Extracted data entries
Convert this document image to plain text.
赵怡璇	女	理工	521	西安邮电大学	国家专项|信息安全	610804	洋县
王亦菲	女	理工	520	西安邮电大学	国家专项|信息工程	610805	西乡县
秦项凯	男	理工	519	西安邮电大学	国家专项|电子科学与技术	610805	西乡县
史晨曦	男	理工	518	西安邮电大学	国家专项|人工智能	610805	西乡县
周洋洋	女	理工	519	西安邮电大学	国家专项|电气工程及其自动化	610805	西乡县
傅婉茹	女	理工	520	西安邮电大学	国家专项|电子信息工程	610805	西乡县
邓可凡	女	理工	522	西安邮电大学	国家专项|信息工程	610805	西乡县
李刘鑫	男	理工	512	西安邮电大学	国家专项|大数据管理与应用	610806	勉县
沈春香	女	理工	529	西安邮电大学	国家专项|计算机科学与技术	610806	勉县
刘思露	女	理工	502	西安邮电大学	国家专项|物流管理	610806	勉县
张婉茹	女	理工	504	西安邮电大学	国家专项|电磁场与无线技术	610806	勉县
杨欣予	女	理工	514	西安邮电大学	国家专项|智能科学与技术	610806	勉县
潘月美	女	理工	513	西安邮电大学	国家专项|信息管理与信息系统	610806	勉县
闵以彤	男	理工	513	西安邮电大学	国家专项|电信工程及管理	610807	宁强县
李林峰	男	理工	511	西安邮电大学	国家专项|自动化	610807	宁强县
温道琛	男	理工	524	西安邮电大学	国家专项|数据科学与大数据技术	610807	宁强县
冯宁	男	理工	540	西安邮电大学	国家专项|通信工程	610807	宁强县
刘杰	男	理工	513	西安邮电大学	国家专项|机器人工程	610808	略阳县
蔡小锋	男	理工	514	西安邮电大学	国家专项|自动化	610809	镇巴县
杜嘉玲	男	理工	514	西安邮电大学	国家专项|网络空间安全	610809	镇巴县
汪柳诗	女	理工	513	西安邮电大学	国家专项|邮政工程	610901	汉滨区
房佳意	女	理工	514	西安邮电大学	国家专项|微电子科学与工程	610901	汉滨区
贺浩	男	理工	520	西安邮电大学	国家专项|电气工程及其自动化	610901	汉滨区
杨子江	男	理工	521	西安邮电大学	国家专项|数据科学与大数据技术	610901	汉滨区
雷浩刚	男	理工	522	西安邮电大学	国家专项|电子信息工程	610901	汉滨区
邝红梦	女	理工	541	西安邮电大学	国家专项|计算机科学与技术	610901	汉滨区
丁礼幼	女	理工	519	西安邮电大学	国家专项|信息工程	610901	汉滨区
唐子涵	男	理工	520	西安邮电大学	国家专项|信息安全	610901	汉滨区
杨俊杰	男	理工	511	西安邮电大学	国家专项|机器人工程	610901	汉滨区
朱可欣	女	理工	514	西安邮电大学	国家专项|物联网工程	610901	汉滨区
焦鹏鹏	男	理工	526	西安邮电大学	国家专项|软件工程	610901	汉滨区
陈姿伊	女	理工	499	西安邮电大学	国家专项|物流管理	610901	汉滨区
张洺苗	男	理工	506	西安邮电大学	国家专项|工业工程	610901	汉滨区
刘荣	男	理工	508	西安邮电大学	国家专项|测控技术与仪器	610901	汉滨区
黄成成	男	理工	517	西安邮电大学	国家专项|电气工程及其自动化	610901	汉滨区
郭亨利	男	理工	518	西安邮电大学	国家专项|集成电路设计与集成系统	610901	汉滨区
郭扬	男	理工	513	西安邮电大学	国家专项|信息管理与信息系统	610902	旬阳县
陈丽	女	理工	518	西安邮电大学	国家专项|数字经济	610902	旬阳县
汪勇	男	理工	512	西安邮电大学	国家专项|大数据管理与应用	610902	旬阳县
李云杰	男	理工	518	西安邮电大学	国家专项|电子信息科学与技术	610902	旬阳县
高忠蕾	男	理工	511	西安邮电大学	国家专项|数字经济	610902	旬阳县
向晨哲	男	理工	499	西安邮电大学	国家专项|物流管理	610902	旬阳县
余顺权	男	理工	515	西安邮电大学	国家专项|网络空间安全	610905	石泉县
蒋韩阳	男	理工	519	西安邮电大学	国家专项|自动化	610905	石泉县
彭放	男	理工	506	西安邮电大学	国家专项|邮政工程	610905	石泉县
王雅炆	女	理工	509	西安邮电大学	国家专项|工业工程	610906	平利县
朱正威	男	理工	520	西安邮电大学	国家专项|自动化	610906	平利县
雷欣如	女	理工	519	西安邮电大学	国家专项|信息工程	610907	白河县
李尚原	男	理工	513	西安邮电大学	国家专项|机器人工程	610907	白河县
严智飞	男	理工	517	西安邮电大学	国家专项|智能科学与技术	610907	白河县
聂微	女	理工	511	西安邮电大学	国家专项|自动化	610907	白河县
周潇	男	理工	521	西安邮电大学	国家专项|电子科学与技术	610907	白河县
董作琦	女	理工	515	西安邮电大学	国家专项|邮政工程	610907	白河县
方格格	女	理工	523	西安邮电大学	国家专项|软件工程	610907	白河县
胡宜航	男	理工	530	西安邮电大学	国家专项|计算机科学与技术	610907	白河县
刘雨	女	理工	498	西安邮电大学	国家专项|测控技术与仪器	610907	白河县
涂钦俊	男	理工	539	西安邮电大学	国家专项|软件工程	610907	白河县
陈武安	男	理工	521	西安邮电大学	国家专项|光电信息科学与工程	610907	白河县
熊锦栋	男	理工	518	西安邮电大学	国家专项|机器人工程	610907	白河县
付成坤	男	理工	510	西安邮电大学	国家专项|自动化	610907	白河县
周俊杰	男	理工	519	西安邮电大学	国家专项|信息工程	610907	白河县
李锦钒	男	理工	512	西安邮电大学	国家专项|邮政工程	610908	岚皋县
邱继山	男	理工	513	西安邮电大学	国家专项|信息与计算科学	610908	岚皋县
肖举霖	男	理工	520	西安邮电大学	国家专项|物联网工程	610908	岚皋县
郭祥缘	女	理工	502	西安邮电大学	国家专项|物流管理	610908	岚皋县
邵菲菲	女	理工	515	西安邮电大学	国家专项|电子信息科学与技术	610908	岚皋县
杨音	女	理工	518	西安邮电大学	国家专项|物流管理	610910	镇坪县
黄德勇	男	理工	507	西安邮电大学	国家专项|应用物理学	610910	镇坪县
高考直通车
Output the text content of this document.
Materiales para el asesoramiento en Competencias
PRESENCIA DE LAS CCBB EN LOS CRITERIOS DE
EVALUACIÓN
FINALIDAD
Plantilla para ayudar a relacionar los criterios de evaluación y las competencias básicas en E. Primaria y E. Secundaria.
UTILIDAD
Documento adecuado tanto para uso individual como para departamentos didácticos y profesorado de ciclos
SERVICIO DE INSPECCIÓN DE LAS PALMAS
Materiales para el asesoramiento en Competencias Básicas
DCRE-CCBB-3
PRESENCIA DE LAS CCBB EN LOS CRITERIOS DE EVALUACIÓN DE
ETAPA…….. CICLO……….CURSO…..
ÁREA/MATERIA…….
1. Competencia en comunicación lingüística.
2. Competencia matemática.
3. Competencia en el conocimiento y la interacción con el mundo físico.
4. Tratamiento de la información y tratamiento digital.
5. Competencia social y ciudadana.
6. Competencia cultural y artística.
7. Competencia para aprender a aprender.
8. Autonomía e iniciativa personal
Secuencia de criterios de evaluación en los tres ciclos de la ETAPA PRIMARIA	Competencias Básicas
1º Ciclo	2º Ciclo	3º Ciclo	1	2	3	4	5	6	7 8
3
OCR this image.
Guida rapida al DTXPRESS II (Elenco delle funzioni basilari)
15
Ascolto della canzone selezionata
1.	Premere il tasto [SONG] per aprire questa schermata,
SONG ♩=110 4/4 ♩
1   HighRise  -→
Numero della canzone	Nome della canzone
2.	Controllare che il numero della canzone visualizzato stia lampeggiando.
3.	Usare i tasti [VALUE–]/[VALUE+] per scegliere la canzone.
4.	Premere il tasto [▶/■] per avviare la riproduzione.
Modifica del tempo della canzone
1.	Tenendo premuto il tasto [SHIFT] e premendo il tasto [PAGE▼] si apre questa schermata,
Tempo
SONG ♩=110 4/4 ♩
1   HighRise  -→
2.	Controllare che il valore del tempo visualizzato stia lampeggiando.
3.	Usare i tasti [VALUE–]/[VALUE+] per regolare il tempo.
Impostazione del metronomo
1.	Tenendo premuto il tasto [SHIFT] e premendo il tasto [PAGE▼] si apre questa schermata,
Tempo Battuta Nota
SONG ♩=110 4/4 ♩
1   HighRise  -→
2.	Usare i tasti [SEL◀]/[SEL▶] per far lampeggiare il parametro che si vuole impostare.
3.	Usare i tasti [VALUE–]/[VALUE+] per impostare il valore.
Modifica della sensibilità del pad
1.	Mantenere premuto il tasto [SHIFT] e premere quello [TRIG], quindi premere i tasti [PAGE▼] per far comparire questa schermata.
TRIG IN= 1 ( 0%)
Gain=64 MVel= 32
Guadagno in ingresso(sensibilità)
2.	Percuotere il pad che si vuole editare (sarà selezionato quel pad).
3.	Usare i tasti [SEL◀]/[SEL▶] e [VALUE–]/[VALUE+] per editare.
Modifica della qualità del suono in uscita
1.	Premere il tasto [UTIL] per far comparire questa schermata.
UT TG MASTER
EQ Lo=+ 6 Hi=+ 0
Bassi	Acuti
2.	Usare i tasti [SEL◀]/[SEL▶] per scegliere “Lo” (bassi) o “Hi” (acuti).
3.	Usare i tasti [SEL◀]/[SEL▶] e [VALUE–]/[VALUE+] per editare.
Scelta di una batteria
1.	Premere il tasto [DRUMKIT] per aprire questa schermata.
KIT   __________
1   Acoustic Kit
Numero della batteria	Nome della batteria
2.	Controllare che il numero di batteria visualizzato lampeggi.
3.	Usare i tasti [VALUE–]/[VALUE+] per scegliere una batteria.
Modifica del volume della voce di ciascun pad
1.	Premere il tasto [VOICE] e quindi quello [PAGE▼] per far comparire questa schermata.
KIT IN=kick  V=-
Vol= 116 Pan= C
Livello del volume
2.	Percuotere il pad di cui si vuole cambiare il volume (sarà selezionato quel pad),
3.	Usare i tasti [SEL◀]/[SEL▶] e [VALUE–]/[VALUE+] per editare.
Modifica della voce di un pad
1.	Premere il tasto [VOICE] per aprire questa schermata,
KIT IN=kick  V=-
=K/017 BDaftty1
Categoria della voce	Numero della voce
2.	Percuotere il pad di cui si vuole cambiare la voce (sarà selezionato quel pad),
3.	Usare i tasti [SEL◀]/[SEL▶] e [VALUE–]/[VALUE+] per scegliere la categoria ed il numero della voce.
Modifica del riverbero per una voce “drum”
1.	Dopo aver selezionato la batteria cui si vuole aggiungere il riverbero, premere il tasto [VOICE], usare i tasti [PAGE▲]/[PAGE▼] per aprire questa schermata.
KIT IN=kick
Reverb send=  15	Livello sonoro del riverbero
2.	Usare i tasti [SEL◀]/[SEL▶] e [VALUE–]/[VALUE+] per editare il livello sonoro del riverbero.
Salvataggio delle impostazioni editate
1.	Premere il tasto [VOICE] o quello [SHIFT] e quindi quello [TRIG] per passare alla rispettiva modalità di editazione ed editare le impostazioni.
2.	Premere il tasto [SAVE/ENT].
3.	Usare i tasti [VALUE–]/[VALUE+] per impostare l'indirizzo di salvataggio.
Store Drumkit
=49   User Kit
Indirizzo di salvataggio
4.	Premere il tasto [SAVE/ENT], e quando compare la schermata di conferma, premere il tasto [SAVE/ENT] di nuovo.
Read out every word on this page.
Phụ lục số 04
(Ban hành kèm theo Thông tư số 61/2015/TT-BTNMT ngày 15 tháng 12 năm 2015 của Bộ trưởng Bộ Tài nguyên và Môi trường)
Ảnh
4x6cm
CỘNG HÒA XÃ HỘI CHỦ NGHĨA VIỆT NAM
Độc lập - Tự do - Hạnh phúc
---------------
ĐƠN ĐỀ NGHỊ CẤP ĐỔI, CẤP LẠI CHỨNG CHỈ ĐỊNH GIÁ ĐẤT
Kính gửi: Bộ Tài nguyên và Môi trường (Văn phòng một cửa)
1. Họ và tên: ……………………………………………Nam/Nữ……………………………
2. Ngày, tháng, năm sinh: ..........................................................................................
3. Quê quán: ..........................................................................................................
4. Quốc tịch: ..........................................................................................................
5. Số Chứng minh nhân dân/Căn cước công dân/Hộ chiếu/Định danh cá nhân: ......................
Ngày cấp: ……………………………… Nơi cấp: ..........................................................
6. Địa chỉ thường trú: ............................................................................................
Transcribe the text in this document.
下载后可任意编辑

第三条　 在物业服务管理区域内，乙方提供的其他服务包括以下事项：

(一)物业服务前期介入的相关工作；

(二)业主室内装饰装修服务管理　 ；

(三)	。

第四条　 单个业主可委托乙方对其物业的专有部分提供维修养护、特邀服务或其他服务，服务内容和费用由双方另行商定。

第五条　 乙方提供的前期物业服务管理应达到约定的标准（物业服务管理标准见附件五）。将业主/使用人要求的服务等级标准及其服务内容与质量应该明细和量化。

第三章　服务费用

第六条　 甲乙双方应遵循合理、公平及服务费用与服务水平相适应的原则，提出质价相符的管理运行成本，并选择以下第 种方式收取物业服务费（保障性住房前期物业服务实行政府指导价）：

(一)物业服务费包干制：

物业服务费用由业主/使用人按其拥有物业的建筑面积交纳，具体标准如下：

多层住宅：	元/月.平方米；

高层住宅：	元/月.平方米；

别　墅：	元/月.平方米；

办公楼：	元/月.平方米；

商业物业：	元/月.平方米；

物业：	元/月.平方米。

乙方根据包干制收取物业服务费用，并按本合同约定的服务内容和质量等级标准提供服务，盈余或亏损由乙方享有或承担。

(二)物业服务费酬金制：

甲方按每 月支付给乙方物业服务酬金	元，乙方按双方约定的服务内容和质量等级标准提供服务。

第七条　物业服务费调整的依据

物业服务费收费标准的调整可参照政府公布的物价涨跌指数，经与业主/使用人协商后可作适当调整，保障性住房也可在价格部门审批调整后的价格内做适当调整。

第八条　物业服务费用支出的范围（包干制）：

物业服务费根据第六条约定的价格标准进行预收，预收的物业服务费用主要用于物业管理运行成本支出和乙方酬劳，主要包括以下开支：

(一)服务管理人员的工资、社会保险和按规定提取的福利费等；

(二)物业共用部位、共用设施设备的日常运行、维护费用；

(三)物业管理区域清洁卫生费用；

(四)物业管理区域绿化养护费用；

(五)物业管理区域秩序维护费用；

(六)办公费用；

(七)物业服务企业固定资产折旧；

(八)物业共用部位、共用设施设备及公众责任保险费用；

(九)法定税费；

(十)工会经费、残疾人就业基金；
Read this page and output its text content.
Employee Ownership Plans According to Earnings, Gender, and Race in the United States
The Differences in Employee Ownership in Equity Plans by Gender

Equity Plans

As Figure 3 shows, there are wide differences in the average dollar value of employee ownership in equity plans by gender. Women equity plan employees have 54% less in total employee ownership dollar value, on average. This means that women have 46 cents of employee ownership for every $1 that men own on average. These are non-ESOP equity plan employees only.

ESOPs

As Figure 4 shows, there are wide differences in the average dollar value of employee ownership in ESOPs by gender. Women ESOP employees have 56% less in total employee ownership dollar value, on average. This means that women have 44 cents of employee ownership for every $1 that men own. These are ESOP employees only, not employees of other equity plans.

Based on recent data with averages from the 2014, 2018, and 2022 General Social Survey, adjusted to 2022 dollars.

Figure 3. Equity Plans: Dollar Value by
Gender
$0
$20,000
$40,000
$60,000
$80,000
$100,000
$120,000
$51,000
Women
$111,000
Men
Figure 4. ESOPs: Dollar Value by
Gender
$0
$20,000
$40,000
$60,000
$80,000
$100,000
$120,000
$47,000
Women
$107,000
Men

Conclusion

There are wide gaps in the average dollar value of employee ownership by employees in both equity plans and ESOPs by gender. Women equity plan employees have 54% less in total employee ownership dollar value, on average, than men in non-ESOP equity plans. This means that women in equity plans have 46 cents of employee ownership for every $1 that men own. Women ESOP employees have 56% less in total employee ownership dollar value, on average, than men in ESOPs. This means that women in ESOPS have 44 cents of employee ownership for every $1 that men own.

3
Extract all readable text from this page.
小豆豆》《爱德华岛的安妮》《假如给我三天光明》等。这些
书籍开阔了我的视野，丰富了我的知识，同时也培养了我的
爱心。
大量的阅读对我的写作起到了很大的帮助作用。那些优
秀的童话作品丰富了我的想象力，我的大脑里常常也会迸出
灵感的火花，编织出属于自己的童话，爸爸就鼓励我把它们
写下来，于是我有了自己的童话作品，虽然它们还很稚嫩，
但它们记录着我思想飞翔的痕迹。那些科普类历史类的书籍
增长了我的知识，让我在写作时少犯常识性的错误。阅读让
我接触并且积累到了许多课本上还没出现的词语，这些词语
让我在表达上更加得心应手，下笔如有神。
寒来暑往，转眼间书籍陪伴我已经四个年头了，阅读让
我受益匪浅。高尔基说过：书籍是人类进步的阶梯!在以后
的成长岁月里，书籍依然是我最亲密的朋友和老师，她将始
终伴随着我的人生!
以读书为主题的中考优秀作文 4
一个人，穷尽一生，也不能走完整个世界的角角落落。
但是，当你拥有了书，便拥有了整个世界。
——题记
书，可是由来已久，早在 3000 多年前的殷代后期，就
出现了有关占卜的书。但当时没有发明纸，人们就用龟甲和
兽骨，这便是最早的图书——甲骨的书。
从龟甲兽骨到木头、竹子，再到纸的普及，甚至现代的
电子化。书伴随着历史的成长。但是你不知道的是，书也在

▸ What is expected
From the records given above, copy all lines containing "CCBB".

▸ Final result
PRESENCIA DE LAS CCBB EN LOS CRITERIOS DE
DCRE-CCBB-3
PRESENCIA DE LAS CCBB EN LOS CRITERIOS DE EVALUACIÓN DE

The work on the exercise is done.